═════ Listing ═════

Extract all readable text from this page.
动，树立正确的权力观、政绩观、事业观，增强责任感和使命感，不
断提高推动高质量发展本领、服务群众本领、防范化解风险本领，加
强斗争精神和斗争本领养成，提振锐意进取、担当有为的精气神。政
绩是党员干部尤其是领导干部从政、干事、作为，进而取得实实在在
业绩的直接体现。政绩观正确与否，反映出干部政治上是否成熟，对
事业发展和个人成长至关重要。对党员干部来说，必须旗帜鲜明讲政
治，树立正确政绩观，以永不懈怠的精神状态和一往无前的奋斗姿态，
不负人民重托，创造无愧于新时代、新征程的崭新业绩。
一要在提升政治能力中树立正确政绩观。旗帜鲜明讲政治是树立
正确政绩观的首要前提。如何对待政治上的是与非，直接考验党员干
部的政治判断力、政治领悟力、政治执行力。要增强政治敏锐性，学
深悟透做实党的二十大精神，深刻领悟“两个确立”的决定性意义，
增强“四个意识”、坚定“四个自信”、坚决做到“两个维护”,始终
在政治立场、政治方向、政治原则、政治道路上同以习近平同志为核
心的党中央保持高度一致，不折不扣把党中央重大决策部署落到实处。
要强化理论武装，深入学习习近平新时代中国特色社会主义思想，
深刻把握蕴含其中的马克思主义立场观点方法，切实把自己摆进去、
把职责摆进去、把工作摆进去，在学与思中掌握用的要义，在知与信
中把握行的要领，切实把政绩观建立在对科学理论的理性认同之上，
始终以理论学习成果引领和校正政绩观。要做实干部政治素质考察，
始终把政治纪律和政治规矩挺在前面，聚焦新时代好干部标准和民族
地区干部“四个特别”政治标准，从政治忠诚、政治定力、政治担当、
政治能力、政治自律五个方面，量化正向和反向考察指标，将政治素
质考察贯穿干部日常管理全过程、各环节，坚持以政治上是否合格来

═════

What needs to be done:
Reproduce the material verbatim, line by line.

Task result:
Extract all readable text from this page.
动，树立正确的权力观、政绩观、事业观，增强责任感和使命感，不
断提高推动高质量发展本领、服务群众本领、防范化解风险本领，加
强斗争精神和斗争本领养成，提振锐意进取、担当有为的精气神。政
绩是党员干部尤其是领导干部从政、干事、作为，进而取得实实在在
业绩的直接体现。政绩观正确与否，反映出干部政治上是否成熟，对
事业发展和个人成长至关重要。对党员干部来说，必须旗帜鲜明讲政
治，树立正确政绩观，以永不懈怠的精神状态和一往无前的奋斗姿态，
不负人民重托，创造无愧于新时代、新征程的崭新业绩。
一要在提升政治能力中树立正确政绩观。旗帜鲜明讲政治是树立
正确政绩观的首要前提。如何对待政治上的是与非，直接考验党员干
部的政治判断力、政治领悟力、政治执行力。要增强政治敏锐性，学
深悟透做实党的二十大精神，深刻领悟“两个确立”的决定性意义，
增强“四个意识”、坚定“四个自信”、坚决做到“两个维护”,始终
在政治立场、政治方向、政治原则、政治道路上同以习近平同志为核
心的党中央保持高度一致，不折不扣把党中央重大决策部署落到实处。
要强化理论武装，深入学习习近平新时代中国特色社会主义思想，
深刻把握蕴含其中的马克思主义立场观点方法，切实把自己摆进去、
把职责摆进去、把工作摆进去，在学与思中掌握用的要义，在知与信
中把握行的要领，切实把政绩观建立在对科学理论的理性认同之上，
始终以理论学习成果引领和校正政绩观。要做实干部政治素质考察，
始终把政治纪律和政治规矩挺在前面，聚焦新时代好干部标准和民族
地区干部“四个特别”政治标准，从政治忠诚、政治定力、政治担当、
政治能力、政治自律五个方面，量化正向和反向考察指标，将政治素
质考察贯穿干部日常管理全过程、各环节，坚持以政治上是否合格来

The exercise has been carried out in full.